> **Your goal**:
Read the data and repeat it in full, exactly.

> **Raw records**:

########################################

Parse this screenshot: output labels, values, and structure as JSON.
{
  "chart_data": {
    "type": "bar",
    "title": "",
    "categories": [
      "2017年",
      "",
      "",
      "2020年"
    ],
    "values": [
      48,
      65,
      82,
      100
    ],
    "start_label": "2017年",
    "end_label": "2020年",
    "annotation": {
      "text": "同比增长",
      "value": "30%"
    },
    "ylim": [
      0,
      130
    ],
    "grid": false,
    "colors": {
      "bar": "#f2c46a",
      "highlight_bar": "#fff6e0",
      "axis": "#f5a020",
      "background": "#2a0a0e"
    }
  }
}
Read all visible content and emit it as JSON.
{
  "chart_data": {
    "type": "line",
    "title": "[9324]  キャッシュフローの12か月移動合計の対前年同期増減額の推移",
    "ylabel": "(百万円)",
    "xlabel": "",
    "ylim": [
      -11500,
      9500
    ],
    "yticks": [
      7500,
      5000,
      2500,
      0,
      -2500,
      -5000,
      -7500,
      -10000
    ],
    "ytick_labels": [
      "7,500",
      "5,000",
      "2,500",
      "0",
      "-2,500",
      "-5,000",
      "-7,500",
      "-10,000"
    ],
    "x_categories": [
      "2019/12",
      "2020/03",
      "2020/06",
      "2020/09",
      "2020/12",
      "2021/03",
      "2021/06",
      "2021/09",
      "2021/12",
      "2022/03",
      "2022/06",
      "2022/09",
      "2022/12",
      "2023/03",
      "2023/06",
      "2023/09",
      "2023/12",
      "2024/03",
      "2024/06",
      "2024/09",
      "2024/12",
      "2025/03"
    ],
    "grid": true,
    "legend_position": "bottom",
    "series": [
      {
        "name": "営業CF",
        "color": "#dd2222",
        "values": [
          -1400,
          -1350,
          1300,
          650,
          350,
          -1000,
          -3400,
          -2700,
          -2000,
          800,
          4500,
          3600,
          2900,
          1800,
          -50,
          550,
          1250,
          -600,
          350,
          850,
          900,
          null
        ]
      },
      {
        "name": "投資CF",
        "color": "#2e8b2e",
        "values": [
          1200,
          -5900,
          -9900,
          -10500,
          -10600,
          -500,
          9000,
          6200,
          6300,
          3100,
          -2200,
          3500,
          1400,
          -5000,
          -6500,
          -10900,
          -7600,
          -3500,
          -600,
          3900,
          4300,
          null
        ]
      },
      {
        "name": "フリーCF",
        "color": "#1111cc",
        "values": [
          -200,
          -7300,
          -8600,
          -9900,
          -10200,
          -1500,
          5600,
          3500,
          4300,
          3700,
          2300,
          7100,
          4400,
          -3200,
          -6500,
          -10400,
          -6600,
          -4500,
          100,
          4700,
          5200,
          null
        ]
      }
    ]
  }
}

########################################

> **Expected answer**:
Parse this screenshot: output labels, values, and structure as JSON.
{
  "chart_data": {
    "type": "bar",
    "title": "",
    "categories": [
      "2017年",
      "",
      "",
      "2020年"
    ],
    "values": [
      48,
      65,
      82,
      100
    ],
    "start_label": "2017年",
    "end_label": "2020年",
    "annotation": {
      "text": "同比增长",
      "value": "30%"
    },
    "ylim": [
      0,
      130
    ],
    "grid": false,
    "colors": {
      "bar": "#f2c46a",
      "highlight_bar": "#fff6e0",
      "axis": "#f5a020",
      "background": "#2a0a0e"
    }
  }
}
Read all visible content and emit it as JSON.
{
  "chart_data": {
    "type": "line",
    "title": "[9324]  キャッシュフローの12か月移動合計の対前年同期増減額の推移",
    "ylabel": "(百万円)",
    "xlabel": "",
    "ylim": [
      -11500,
      9500
    ],
    "yticks": [
      7500,
      5000,
      2500,
      0,
      -2500,
      -5000,
      -7500,
      -10000
    ],
    "ytick_labels": [
      "7,500",
      "5,000",
      "2,500",
      "0",
      "-2,500",
      "-5,000",
      "-7,500",
      "-10,000"
    ],
    "x_categories": [
      "2019/12",
      "2020/03",
      "2020/06",
      "2020/09",
      "2020/12",
      "2021/03",
      "2021/06",
      "2021/09",
      "2021/12",
      "2022/03",
      "2022/06",
      "2022/09",
      "2022/12",
      "2023/03",
      "2023/06",
      "2023/09",
      "2023/12",
      "2024/03",
      "2024/06",
      "2024/09",
      "2024/12",
      "2025/03"
    ],
    "grid": true,
    "legend_position": "bottom",
    "series": [
      {
        "name": "営業CF",
        "color": "#dd2222",
        "values": [
          -1400,
          -1350,
          1300,
          650,
          350,
          -1000,
          -3400,
          -2700,
          -2000,
          800,
          4500,
          3600,
          2900,
          1800,
          -50,
          550,
          1250,
          -600,
          350,
          850,
          900,
          null
        ]
      },
      {
        "name": "投資CF",
        "color": "#2e8b2e",
        "values": [
          1200,
          -5900,
          -9900,
          -10500,
          -10600,
          -500,
          9000,
          6200,
          6300,
          3100,
          -2200,
          3500,
          1400,
          -5000,
          -6500,
          -10900,
          -7600,
          -3500,
          -600,
          3900,
          4300,
          null
        ]
      },
      {
        "name": "フリーCF",
        "color": "#1111cc",
        "values": [
          -200,
          -7300,
          -8600,
          -9900,
          -10200,
          -1500,
          5600,
          3500,
          4300,
          3700,
          2300,
          7100,
          4400,
          -3200,
          -6500,
          -10400,
          -6600,
          -4500,
          100,
          4700,
          5200,
          null
        ]
      }
    ]
  }
}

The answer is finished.